→ STATED EXERCISE: Copy every entry precisely.

→ DATA SUPPLIED:
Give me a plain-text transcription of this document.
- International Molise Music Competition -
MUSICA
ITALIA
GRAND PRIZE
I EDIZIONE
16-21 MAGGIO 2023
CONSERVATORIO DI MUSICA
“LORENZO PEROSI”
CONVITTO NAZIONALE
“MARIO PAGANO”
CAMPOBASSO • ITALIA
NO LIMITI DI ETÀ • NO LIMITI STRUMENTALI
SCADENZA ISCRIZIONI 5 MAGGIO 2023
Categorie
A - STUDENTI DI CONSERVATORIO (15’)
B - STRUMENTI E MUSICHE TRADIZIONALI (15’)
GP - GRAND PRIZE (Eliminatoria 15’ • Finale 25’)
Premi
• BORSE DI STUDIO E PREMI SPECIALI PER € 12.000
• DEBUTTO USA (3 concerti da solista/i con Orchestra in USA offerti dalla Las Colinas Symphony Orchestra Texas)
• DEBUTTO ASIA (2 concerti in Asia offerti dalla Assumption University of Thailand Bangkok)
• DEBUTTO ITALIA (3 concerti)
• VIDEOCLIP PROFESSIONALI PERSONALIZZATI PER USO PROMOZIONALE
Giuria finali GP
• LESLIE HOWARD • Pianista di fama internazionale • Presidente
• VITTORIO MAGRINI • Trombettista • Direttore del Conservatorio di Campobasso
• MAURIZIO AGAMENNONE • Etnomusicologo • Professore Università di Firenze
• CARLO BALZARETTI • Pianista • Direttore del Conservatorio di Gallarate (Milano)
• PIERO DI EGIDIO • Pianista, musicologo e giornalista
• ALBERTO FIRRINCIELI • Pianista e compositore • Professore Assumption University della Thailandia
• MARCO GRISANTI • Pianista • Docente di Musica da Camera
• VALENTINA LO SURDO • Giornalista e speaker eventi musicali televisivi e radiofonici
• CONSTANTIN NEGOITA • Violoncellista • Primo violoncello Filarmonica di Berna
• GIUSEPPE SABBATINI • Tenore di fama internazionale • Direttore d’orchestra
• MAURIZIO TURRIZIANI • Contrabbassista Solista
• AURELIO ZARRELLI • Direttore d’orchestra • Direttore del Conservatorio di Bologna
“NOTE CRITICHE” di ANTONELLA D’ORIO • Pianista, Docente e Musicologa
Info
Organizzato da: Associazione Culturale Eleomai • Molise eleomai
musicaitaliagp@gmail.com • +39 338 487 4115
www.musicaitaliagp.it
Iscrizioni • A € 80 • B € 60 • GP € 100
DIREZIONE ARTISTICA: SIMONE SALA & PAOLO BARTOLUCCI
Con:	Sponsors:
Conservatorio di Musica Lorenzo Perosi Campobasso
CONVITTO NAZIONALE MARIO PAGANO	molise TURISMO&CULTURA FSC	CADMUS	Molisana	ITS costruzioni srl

→ TASK OUTPUT:
Give me a plain-text transcription of this document.
- International Molise Music Competition -
MUSICA
ITALIA
GRAND PRIZE
I EDIZIONE
16-21 MAGGIO 2023
CONSERVATORIO DI MUSICA
“LORENZO PEROSI”
CONVITTO NAZIONALE
“MARIO PAGANO”
CAMPOBASSO • ITALIA
NO LIMITI DI ETÀ • NO LIMITI STRUMENTALI
SCADENZA ISCRIZIONI 5 MAGGIO 2023
Categorie
A - STUDENTI DI CONSERVATORIO (15’)
B - STRUMENTI E MUSICHE TRADIZIONALI (15’)
GP - GRAND PRIZE (Eliminatoria 15’ • Finale 25’)
Premi
• BORSE DI STUDIO E PREMI SPECIALI PER € 12.000
• DEBUTTO USA (3 concerti da solista/i con Orchestra in USA offerti dalla Las Colinas Symphony Orchestra Texas)
• DEBUTTO ASIA (2 concerti in Asia offerti dalla Assumption University of Thailand Bangkok)
• DEBUTTO ITALIA (3 concerti)
• VIDEOCLIP PROFESSIONALI PERSONALIZZATI PER USO PROMOZIONALE
Giuria finali GP
• LESLIE HOWARD • Pianista di fama internazionale • Presidente
• VITTORIO MAGRINI • Trombettista • Direttore del Conservatorio di Campobasso
• MAURIZIO AGAMENNONE • Etnomusicologo • Professore Università di Firenze
• CARLO BALZARETTI • Pianista • Direttore del Conservatorio di Gallarate (Milano)
• PIERO DI EGIDIO • Pianista, musicologo e giornalista
• ALBERTO FIRRINCIELI • Pianista e compositore • Professore Assumption University della Thailandia
• MARCO GRISANTI • Pianista • Docente di Musica da Camera
• VALENTINA LO SURDO • Giornalista e speaker eventi musicali televisivi e radiofonici
• CONSTANTIN NEGOITA • Violoncellista • Primo violoncello Filarmonica di Berna
• GIUSEPPE SABBATINI • Tenore di fama internazionale • Direttore d’orchestra
• MAURIZIO TURRIZIANI • Contrabbassista Solista
• AURELIO ZARRELLI • Direttore d’orchestra • Direttore del Conservatorio di Bologna
“NOTE CRITICHE” di ANTONELLA D’ORIO • Pianista, Docente e Musicologa
Info
Organizzato da: Associazione Culturale Eleomai • Molise eleomai
musicaitaliagp@gmail.com • +39 338 487 4115
www.musicaitaliagp.it
Iscrizioni • A € 80 • B € 60 • GP € 100
DIREZIONE ARTISTICA: SIMONE SALA & PAOLO BARTOLUCCI
Con:	Sponsors:
Conservatorio di Musica Lorenzo Perosi Campobasso
CONVITTO NAZIONALE MARIO PAGANO	molise TURISMO&CULTURA FSC	CADMUS	Molisana	ITS costruzioni srl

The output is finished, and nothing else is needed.